━━━ AVAILABLE DATA ━━━
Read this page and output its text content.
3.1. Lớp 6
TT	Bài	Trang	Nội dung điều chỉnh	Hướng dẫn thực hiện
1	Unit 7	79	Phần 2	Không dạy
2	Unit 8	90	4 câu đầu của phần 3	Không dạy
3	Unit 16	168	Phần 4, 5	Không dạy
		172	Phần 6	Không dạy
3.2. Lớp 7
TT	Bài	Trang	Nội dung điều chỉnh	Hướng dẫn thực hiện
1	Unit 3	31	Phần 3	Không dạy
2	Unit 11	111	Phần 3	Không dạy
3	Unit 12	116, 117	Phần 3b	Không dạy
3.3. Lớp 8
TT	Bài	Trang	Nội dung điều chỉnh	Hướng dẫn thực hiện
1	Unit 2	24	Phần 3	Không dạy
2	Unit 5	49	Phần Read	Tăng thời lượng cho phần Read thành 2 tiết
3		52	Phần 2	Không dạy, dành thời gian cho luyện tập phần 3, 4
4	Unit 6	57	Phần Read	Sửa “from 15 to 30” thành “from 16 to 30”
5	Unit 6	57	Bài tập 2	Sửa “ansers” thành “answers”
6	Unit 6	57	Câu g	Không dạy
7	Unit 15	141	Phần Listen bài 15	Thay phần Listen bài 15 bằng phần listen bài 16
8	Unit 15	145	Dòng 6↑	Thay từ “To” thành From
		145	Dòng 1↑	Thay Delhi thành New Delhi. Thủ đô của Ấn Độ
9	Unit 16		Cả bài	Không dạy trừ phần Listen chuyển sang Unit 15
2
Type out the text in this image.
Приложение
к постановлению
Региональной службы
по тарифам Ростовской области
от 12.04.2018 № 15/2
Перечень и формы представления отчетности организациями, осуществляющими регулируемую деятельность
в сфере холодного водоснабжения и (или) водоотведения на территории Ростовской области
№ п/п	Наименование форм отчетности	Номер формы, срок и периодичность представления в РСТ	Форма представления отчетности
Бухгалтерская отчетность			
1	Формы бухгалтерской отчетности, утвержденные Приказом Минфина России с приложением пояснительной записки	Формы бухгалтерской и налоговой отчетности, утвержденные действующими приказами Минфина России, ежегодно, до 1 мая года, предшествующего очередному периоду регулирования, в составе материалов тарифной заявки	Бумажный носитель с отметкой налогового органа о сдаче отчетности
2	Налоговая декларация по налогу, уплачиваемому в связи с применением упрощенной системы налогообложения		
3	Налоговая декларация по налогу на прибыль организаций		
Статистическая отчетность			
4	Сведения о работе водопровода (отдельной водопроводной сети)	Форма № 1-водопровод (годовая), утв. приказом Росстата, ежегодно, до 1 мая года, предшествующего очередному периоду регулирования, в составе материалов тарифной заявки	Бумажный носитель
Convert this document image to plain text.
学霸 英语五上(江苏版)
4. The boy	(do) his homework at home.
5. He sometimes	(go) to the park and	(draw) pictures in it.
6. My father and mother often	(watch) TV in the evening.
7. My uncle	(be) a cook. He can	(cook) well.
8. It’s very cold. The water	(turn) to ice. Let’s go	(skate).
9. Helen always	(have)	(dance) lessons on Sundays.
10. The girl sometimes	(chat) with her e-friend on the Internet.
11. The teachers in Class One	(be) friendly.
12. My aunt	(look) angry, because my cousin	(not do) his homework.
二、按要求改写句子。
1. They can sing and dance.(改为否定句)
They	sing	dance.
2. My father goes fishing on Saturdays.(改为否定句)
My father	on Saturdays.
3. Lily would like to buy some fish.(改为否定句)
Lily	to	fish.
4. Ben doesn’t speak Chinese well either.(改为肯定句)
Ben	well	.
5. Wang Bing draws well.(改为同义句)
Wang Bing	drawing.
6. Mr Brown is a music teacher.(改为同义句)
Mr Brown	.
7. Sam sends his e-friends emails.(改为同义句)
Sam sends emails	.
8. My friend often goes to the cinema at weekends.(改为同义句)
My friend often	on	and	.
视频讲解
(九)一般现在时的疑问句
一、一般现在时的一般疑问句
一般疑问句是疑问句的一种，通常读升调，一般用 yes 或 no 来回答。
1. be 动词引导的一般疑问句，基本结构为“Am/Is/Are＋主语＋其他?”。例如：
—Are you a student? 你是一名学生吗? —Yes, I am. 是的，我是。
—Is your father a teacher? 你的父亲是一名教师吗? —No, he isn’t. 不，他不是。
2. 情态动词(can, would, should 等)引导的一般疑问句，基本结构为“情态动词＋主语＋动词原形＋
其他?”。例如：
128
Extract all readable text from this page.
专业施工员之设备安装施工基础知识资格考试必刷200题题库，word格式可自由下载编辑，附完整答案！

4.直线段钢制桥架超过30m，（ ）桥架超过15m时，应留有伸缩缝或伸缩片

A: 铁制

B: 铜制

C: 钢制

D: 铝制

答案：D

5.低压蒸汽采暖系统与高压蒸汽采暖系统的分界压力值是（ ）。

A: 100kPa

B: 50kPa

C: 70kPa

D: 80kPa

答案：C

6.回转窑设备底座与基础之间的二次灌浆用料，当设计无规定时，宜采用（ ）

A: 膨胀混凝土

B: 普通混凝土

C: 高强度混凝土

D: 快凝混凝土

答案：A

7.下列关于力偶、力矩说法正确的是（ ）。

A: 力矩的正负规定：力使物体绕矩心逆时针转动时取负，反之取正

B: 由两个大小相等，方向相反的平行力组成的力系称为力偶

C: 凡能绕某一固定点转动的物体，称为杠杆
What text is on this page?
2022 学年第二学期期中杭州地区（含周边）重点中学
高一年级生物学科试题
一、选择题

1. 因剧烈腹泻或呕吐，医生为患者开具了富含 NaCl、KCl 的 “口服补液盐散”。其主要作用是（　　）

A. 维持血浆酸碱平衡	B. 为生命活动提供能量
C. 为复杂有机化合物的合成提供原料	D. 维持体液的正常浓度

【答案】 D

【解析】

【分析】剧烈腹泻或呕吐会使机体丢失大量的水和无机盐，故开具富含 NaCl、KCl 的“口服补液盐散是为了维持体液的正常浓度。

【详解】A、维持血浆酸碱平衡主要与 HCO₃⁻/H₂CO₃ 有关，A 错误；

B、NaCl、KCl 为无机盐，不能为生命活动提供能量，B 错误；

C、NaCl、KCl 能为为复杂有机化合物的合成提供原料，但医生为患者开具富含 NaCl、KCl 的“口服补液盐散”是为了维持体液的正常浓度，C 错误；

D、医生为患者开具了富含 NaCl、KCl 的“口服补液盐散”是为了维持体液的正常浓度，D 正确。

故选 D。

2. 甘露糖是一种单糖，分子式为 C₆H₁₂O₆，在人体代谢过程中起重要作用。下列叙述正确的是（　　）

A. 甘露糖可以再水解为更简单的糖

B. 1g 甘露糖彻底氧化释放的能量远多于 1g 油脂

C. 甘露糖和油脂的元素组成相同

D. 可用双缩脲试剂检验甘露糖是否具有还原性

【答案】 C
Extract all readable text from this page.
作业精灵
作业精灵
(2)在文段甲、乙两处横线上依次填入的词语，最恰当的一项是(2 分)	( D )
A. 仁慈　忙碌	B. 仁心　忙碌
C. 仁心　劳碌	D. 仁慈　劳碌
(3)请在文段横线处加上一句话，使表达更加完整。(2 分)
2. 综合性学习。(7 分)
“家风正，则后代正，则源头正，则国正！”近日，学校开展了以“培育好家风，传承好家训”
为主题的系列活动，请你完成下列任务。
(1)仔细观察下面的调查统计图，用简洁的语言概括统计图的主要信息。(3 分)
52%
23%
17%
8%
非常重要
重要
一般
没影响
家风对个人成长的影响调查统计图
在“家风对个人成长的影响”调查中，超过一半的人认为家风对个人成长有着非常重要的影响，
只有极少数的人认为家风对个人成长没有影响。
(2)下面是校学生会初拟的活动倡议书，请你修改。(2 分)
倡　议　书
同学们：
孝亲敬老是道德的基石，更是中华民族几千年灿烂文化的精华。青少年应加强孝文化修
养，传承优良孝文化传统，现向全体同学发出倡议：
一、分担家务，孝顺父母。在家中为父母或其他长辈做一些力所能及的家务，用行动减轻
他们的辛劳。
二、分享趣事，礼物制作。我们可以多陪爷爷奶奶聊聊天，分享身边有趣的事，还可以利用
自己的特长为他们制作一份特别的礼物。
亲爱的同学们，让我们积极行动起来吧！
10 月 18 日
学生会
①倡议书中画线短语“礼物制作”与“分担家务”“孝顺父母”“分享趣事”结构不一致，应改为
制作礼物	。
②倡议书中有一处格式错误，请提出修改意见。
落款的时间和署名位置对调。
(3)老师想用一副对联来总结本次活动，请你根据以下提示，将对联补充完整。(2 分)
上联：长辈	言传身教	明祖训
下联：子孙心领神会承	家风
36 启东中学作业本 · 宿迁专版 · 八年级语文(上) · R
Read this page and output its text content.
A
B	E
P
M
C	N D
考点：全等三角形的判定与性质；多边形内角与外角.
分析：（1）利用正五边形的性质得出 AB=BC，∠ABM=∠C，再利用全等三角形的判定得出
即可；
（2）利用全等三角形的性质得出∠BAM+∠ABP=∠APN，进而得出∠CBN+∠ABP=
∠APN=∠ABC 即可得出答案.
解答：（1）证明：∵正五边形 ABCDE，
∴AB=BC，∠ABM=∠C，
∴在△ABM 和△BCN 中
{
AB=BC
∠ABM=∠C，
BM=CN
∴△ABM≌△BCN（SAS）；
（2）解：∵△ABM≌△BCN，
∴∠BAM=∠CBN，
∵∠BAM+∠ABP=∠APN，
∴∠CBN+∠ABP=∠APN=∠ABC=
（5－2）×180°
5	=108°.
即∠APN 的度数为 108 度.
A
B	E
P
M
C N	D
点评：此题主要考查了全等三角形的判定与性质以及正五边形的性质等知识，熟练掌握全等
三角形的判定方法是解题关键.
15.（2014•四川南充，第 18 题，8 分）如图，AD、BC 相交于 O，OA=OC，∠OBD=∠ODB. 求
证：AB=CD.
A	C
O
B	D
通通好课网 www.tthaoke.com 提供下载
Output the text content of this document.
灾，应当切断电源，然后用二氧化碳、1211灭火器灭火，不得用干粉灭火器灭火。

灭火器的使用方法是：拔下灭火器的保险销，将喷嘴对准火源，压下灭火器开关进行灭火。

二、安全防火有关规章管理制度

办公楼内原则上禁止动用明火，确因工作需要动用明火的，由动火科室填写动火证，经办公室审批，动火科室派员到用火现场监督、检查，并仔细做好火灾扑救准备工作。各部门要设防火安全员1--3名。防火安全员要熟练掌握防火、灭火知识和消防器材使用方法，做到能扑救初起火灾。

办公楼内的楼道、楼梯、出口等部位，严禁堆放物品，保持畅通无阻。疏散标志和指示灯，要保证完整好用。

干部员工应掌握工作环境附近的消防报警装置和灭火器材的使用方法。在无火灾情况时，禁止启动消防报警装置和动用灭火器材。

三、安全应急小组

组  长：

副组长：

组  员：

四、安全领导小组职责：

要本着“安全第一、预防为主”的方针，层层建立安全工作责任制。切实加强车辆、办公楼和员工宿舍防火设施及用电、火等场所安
━━━
* _TASK INSTRUCTIONS_: Please quote nothing but the lines from the line with "Output the text content of this document." through the end of the data above, exactly as written, ends included.

* _THE OUTPUT_:
Output the text content of this document.
灾，应当切断电源，然后用二氧化碳、1211灭火器灭火，不得用干粉灭火器灭火。

灭火器的使用方法是：拔下灭火器的保险销，将喷嘴对准火源，压下灭火器开关进行灭火。

二、安全防火有关规章管理制度

办公楼内原则上禁止动用明火，确因工作需要动用明火的，由动火科室填写动火证，经办公室审批，动火科室派员到用火现场监督、检查，并仔细做好火灾扑救准备工作。各部门要设防火安全员1--3名。防火安全员要熟练掌握防火、灭火知识和消防器材使用方法，做到能扑救初起火灾。

办公楼内的楼道、楼梯、出口等部位，严禁堆放物品，保持畅通无阻。疏散标志和指示灯，要保证完整好用。

干部员工应掌握工作环境附近的消防报警装置和灭火器材的使用方法。在无火灾情况时，禁止启动消防报警装置和动用灭火器材。

三、安全应急小组

组  长：

副组长：

组  员：

四、安全领导小组职责：

要本着“安全第一、预防为主”的方针，层层建立安全工作责任制。切实加强车辆、办公楼和员工宿舍防火设施及用电、火等场所安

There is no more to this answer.